-------- Input rows --------

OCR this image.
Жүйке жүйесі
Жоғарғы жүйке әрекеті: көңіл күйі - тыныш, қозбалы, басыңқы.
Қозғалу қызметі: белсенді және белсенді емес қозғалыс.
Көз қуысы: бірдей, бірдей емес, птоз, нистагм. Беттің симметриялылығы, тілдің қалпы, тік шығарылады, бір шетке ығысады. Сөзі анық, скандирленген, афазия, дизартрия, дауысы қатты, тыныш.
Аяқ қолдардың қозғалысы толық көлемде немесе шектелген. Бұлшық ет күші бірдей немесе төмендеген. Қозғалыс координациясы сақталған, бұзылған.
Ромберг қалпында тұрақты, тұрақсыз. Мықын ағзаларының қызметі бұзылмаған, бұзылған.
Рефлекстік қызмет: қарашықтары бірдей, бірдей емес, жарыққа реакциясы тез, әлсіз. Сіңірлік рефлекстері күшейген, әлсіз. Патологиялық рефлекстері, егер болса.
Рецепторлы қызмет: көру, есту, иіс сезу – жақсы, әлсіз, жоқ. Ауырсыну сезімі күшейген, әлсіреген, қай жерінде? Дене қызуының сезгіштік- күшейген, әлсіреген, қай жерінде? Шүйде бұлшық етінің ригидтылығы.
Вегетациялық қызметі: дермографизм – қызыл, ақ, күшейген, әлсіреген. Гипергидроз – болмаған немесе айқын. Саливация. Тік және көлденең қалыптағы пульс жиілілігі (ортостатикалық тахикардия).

--------

Task to complete:
Repeat the data above exactly.

Correct result:
OCR this image.
Жүйке жүйесі
Жоғарғы жүйке әрекеті: көңіл күйі - тыныш, қозбалы, басыңқы.
Қозғалу қызметі: белсенді және белсенді емес қозғалыс.
Көз қуысы: бірдей, бірдей емес, птоз, нистагм. Беттің симметриялылығы, тілдің қалпы, тік шығарылады, бір шетке ығысады. Сөзі анық, скандирленген, афазия, дизартрия, дауысы қатты, тыныш.
Аяқ қолдардың қозғалысы толық көлемде немесе шектелген. Бұлшық ет күші бірдей немесе төмендеген. Қозғалыс координациясы сақталған, бұзылған.
Ромберг қалпында тұрақты, тұрақсыз. Мықын ағзаларының қызметі бұзылмаған, бұзылған.
Рефлекстік қызмет: қарашықтары бірдей, бірдей емес, жарыққа реакциясы тез, әлсіз. Сіңірлік рефлекстері күшейген, әлсіз. Патологиялық рефлекстері, егер болса.
Рецепторлы қызмет: көру, есту, иіс сезу – жақсы, әлсіз, жоқ. Ауырсыну сезімі күшейген, әлсіреген, қай жерінде? Дене қызуының сезгіштік- күшейген, әлсіреген, қай жерінде? Шүйде бұлшық етінің ригидтылығы.
Вегетациялық қызметі: дермографизм – қызыл, ақ, күшейген, әлсіреген. Гипергидроз – болмаған немесе айқын. Саливация. Тік және көлденең қалыптағы пульс жиілілігі (ортостатикалық тахикардия).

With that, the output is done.